▶ Written instruction
Copy out every one of the lines below word for word, keeping them in the same order.

###

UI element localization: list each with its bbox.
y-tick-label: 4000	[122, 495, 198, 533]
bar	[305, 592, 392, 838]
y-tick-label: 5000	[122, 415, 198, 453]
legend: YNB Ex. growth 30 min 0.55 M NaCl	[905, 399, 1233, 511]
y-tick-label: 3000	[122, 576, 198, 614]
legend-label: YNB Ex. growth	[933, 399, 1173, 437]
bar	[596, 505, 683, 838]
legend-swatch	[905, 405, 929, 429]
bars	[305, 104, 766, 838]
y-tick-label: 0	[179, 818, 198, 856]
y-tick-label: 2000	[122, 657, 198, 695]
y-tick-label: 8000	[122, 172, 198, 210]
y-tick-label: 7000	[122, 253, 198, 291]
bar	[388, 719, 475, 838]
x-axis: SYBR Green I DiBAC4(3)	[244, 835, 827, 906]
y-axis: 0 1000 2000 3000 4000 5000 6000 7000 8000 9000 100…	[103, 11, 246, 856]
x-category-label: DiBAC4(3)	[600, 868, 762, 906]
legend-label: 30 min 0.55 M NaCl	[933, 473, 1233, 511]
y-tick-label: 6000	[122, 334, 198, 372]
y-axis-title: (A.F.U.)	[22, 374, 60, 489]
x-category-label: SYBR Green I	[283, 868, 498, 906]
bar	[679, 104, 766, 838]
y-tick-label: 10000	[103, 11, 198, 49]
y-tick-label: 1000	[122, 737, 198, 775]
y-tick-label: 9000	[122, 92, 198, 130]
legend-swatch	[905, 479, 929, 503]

###

▶ The solution
UI element localization: list each with its bbox.
y-tick-label: 4000	[122, 495, 198, 533]
bar	[305, 592, 392, 838]
y-tick-label: 5000	[122, 415, 198, 453]
legend: YNB Ex. growth 30 min 0.55 M NaCl	[905, 399, 1233, 511]
y-tick-label: 3000	[122, 576, 198, 614]
legend-label: YNB Ex. growth	[933, 399, 1173, 437]
bar	[596, 505, 683, 838]
legend-swatch	[905, 405, 929, 429]
bars	[305, 104, 766, 838]
y-tick-label: 0	[179, 818, 198, 856]
y-tick-label: 2000	[122, 657, 198, 695]
y-tick-label: 8000	[122, 172, 198, 210]
y-tick-label: 7000	[122, 253, 198, 291]
bar	[388, 719, 475, 838]
x-axis: SYBR Green I DiBAC4(3)	[244, 835, 827, 906]
y-axis: 0 1000 2000 3000 4000 5000 6000 7000 8000 9000 100…	[103, 11, 246, 856]
x-category-label: DiBAC4(3)	[600, 868, 762, 906]
legend-label: 30 min 0.55 M NaCl	[933, 473, 1233, 511]
y-tick-label: 6000	[122, 334, 198, 372]
y-axis-title: (A.F.U.)	[22, 374, 60, 489]
x-category-label: SYBR Green I	[283, 868, 498, 906]
bar	[679, 104, 766, 838]
y-tick-label: 10000	[103, 11, 198, 49]
y-tick-label: 1000	[122, 737, 198, 775]
y-tick-label: 9000	[122, 92, 198, 130]
legend-swatch	[905, 479, 929, 503]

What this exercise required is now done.